Problem to work on. Look over the entries that follow and work out how many lines contain "estimular". State the number only.

Exercise input.
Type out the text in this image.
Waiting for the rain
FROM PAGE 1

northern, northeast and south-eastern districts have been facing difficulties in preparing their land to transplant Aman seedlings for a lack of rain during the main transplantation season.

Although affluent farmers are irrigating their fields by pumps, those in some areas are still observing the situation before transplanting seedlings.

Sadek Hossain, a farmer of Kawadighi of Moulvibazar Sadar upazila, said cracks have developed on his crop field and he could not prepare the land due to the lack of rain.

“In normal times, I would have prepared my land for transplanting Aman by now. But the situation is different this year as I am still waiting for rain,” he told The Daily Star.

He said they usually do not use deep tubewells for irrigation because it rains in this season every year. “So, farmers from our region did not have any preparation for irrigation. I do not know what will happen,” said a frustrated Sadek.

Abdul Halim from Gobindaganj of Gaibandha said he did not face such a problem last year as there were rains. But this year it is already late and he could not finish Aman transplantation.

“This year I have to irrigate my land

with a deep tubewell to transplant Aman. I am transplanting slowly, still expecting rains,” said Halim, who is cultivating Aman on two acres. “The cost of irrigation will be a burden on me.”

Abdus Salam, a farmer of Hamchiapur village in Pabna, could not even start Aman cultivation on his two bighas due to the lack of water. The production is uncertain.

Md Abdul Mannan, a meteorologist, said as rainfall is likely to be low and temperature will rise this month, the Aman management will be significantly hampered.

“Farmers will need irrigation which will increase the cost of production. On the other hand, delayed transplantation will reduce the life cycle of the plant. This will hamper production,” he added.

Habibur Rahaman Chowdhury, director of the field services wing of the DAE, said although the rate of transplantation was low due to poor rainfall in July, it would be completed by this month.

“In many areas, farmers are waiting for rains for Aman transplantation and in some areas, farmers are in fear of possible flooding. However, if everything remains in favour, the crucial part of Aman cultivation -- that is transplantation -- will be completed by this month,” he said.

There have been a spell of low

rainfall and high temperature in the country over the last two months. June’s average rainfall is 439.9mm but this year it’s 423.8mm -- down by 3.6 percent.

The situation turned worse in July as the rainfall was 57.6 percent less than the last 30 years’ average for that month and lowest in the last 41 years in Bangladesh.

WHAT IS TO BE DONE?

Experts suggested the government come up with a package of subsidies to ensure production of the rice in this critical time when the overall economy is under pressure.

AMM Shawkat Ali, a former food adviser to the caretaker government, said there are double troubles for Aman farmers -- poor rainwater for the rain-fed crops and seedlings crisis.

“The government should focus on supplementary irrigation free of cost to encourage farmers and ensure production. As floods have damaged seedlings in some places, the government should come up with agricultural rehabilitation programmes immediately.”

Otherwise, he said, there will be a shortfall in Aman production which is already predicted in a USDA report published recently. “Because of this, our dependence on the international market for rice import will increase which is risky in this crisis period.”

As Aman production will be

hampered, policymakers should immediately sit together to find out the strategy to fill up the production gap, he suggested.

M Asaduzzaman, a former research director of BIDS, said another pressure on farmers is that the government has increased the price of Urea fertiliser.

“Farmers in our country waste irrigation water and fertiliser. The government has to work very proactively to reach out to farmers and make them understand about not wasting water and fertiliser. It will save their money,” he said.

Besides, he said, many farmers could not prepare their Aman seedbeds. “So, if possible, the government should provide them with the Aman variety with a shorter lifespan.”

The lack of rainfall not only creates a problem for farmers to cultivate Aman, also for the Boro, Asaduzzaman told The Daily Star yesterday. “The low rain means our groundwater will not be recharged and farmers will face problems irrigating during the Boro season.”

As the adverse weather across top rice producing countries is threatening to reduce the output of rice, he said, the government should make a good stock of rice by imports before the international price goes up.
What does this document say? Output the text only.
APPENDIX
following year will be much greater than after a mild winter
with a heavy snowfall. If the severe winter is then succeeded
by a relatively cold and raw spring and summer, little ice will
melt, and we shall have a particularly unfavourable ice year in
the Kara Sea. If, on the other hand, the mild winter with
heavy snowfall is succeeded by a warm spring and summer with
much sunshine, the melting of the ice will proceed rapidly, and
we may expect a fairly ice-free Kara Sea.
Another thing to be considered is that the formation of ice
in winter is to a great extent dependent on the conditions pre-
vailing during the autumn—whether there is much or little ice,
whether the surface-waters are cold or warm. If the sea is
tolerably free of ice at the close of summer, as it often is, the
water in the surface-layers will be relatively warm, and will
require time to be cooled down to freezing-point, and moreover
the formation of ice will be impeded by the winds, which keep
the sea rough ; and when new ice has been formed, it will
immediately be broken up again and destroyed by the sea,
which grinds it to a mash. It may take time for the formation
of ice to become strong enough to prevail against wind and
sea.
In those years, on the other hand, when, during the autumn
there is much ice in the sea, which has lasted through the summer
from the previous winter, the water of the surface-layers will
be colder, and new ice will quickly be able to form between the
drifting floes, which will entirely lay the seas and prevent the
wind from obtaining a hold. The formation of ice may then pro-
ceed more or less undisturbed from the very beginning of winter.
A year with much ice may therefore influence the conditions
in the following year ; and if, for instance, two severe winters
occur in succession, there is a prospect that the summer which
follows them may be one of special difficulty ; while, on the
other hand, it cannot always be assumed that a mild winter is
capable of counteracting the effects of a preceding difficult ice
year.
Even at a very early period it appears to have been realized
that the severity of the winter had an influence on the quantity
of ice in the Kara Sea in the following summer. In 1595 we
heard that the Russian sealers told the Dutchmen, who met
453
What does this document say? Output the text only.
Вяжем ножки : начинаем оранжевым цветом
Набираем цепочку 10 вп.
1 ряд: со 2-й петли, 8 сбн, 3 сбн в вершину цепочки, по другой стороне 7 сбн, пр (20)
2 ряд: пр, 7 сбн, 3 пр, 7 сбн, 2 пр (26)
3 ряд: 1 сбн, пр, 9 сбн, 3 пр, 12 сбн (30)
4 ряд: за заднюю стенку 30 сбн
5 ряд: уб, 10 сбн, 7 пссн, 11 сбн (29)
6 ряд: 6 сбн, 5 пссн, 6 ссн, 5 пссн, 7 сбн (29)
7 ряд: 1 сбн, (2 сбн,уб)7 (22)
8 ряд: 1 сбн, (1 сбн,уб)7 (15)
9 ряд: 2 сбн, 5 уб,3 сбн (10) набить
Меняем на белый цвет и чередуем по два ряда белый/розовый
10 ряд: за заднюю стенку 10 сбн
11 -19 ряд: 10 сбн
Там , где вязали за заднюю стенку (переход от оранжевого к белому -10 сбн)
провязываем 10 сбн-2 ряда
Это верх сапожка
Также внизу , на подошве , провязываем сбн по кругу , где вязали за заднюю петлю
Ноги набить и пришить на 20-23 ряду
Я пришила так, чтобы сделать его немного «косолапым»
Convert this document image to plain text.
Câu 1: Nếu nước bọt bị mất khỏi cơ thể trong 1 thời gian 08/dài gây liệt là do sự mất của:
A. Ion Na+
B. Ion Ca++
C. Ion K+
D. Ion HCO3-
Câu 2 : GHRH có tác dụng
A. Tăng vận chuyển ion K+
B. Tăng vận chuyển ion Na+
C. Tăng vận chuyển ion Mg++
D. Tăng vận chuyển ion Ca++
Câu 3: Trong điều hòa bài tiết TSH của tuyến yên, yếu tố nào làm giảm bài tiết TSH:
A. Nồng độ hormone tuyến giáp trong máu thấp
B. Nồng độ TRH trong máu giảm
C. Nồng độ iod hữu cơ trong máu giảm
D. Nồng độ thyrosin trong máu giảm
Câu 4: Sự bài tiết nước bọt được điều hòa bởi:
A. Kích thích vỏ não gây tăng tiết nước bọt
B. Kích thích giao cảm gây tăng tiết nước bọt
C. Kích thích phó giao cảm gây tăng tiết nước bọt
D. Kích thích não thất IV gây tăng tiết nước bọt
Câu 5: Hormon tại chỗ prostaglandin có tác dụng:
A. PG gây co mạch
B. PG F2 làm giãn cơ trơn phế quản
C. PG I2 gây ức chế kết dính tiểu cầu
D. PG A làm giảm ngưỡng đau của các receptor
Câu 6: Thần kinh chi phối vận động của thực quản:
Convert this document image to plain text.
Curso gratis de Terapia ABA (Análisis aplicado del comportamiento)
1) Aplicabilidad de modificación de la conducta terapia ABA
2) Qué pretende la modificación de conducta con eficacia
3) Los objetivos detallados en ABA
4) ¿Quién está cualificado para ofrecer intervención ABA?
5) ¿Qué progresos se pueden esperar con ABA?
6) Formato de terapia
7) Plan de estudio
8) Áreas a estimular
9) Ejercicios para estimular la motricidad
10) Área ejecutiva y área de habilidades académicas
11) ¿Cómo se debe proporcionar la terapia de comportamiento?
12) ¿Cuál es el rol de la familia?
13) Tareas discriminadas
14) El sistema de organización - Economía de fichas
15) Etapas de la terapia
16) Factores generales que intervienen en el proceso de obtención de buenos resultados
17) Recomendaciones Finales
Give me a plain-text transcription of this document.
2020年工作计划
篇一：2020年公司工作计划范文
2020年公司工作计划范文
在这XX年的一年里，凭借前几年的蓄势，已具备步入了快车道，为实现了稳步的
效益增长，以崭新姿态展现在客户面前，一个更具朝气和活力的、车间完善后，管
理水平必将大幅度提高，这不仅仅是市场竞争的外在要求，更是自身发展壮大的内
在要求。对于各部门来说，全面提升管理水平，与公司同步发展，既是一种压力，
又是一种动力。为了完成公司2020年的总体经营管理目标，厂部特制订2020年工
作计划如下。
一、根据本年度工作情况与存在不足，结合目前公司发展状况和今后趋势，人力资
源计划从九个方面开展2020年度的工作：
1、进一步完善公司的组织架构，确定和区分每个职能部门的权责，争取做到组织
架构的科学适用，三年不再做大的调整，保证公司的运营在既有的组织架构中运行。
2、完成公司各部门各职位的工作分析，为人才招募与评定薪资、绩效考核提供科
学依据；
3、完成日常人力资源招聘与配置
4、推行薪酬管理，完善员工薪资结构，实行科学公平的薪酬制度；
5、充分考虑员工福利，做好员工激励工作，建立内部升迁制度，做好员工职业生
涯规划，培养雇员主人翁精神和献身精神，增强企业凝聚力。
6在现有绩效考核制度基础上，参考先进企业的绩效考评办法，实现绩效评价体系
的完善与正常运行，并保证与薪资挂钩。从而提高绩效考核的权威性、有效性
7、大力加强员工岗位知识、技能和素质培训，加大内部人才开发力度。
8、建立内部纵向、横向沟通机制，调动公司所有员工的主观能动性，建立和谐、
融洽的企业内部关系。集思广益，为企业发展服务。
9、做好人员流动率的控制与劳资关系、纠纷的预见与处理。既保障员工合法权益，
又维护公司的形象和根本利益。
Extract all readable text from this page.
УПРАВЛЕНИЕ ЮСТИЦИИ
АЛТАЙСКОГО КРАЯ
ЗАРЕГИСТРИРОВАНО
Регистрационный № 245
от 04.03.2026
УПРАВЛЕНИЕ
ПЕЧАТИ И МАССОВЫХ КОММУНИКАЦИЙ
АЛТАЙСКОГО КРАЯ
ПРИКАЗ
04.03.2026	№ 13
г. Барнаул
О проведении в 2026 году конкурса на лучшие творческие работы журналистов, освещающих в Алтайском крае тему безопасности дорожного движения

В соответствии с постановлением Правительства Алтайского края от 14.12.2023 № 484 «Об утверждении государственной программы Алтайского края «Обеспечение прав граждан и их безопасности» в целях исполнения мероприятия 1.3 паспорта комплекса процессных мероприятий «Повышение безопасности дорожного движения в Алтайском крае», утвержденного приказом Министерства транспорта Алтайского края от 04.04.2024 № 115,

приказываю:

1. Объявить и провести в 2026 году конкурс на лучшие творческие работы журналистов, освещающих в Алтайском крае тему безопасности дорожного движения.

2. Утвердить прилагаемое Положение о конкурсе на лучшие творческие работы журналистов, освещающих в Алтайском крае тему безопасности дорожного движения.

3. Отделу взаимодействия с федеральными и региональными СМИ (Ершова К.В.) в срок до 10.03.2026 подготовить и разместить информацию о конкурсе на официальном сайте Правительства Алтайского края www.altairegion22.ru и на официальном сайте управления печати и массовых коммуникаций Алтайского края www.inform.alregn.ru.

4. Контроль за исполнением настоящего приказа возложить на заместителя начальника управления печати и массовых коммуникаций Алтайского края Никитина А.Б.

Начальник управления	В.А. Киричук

Result. 2